**The exercise**:
Your task is to reproduce the material exactly.
---
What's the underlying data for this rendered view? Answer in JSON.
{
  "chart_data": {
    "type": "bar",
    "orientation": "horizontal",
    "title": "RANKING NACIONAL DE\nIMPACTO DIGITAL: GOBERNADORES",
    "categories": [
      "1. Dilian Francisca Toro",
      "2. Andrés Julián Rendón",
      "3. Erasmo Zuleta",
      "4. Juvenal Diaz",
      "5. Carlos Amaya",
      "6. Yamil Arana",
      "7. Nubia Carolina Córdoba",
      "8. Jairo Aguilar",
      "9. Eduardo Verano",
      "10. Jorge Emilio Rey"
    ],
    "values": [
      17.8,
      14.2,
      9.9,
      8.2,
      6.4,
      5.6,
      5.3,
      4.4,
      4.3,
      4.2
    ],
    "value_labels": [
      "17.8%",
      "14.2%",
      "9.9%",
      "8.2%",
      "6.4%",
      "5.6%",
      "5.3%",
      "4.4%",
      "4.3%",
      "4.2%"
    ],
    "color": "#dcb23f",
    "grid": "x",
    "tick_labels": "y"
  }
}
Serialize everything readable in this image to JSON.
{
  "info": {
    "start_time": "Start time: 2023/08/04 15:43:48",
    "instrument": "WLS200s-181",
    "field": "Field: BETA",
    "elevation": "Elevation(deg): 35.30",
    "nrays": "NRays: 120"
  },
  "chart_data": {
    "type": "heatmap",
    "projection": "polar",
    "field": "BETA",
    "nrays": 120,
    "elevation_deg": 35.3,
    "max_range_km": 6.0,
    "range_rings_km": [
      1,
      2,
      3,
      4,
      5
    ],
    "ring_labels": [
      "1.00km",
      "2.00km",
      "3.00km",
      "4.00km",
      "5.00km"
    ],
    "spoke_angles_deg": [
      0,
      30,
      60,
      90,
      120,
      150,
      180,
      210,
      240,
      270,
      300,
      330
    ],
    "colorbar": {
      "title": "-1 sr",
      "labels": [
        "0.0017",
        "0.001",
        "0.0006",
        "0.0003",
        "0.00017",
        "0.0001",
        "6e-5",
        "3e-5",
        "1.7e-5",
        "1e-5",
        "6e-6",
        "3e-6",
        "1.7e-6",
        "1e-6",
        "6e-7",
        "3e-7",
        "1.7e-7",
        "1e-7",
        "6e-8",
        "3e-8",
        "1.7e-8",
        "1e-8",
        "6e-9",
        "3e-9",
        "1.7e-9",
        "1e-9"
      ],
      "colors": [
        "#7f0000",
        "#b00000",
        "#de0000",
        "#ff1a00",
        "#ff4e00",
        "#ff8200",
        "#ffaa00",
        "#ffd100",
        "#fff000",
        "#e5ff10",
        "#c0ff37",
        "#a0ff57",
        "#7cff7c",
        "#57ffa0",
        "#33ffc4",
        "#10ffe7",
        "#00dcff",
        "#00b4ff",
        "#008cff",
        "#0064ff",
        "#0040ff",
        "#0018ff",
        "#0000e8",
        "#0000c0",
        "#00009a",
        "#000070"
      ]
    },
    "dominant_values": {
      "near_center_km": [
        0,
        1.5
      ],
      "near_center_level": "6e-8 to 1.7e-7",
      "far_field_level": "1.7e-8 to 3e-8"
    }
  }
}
---
**Written solution**:
What's the underlying data for this rendered view? Answer in JSON.
{
  "chart_data": {
    "type": "bar",
    "orientation": "horizontal",
    "title": "RANKING NACIONAL DE\nIMPACTO DIGITAL: GOBERNADORES",
    "categories": [
      "1. Dilian Francisca Toro",
      "2. Andrés Julián Rendón",
      "3. Erasmo Zuleta",
      "4. Juvenal Diaz",
      "5. Carlos Amaya",
      "6. Yamil Arana",
      "7. Nubia Carolina Córdoba",
      "8. Jairo Aguilar",
      "9. Eduardo Verano",
      "10. Jorge Emilio Rey"
    ],
    "values": [
      17.8,
      14.2,
      9.9,
      8.2,
      6.4,
      5.6,
      5.3,
      4.4,
      4.3,
      4.2
    ],
    "value_labels": [
      "17.8%",
      "14.2%",
      "9.9%",
      "8.2%",
      "6.4%",
      "5.6%",
      "5.3%",
      "4.4%",
      "4.3%",
      "4.2%"
    ],
    "color": "#dcb23f",
    "grid": "x",
    "tick_labels": "y"
  }
}
Serialize everything readable in this image to JSON.
{
  "info": {
    "start_time": "Start time: 2023/08/04 15:43:48",
    "instrument": "WLS200s-181",
    "field": "Field: BETA",
    "elevation": "Elevation(deg): 35.30",
    "nrays": "NRays: 120"
  },
  "chart_data": {
    "type": "heatmap",
    "projection": "polar",
    "field": "BETA",
    "nrays": 120,
    "elevation_deg": 35.3,
    "max_range_km": 6.0,
    "range_rings_km": [
      1,
      2,
      3,
      4,
      5
    ],
    "ring_labels": [
      "1.00km",
      "2.00km",
      "3.00km",
      "4.00km",
      "5.00km"
    ],
    "spoke_angles_deg": [
      0,
      30,
      60,
      90,
      120,
      150,
      180,
      210,
      240,
      270,
      300,
      330
    ],
    "colorbar": {
      "title": "-1 sr",
      "labels": [
        "0.0017",
        "0.001",
        "0.0006",
        "0.0003",
        "0.00017",
        "0.0001",
        "6e-5",
        "3e-5",
        "1.7e-5",
        "1e-5",
        "6e-6",
        "3e-6",
        "1.7e-6",
        "1e-6",
        "6e-7",
        "3e-7",
        "1.7e-7",
        "1e-7",
        "6e-8",
        "3e-8",
        "1.7e-8",
        "1e-8",
        "6e-9",
        "3e-9",
        "1.7e-9",
        "1e-9"
      ],
      "colors": [
        "#7f0000",
        "#b00000",
        "#de0000",
        "#ff1a00",
        "#ff4e00",
        "#ff8200",
        "#ffaa00",
        "#ffd100",
        "#fff000",
        "#e5ff10",
        "#c0ff37",
        "#a0ff57",
        "#7cff7c",
        "#57ffa0",
        "#33ffc4",
        "#10ffe7",
        "#00dcff",
        "#00b4ff",
        "#008cff",
        "#0064ff",
        "#0040ff",
        "#0018ff",
        "#0000e8",
        "#0000c0",
        "#00009a",
        "#000070"
      ]
    },
    "dominant_values": {
      "near_center_km": [
        0,
        1.5
      ],
      "near_center_level": "6e-8 to 1.7e-7",
      "far_field_level": "1.7e-8 to 3e-8"
    }
  }
}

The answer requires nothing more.